TASK GOAL:
Gather the lines below that include the string "name", copying each in full.

Rows from a figure dataset:
((

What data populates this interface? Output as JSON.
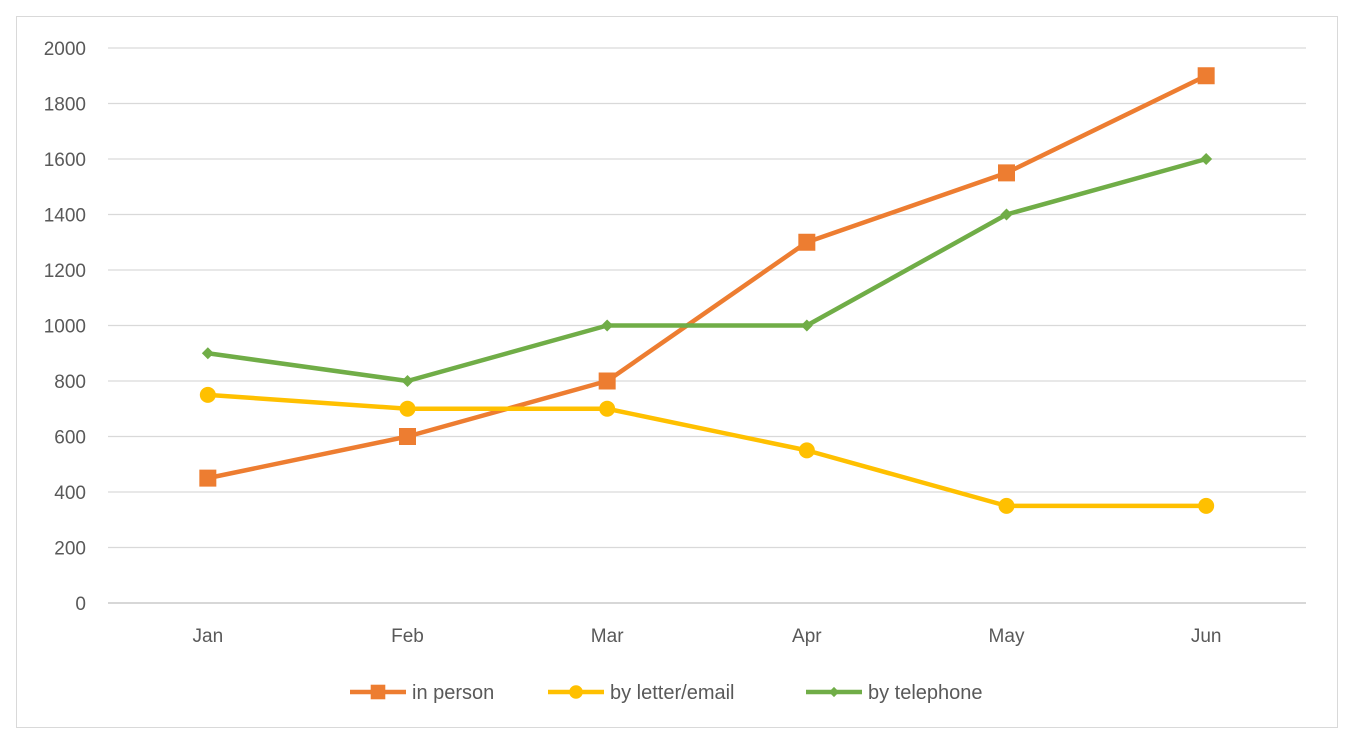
{
  "chart_data": {
    "type": "line",
    "title": "",
    "xlabel": "",
    "ylabel": "",
    "categories": [
      "Jan",
      "Feb",
      "Mar",
      "Apr",
      "May",
      "Jun"
    ],
    "ylim": [
      0,
      2000
    ],
    "yticks": [
      0,
      200,
      400,
      600,
      800,
      1000,
      1200,
      1400,
      1600,
      1800,
      2000
    ],
    "grid": true,
    "legend_position": "bottom",
    "series": [
      {
        "name": "in person",
        "color": "#ed7d31",
        "marker": "square",
        "values": [
          450,
          600,
          800,
          1300,
          1550,
          1900
        ]
      },
      {
        "name": "by letter/email",
        "color": "#ffc000",
        "marker": "circle",
        "values": [
          750,
          700,
          700,
          550,
          350,
          350
        ]
      },
      {
        "name": "by telephone",
        "color": "#70ad47",
        "marker": "diamond",
        "values": [
          900,
          800,
          1000,
          1000,
          1400,
          1600
        ]
      }
    ]
  }
}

))

THE RESULT:
        "name": "in person",
        "name": "by letter/email",
        "name": "by telephone",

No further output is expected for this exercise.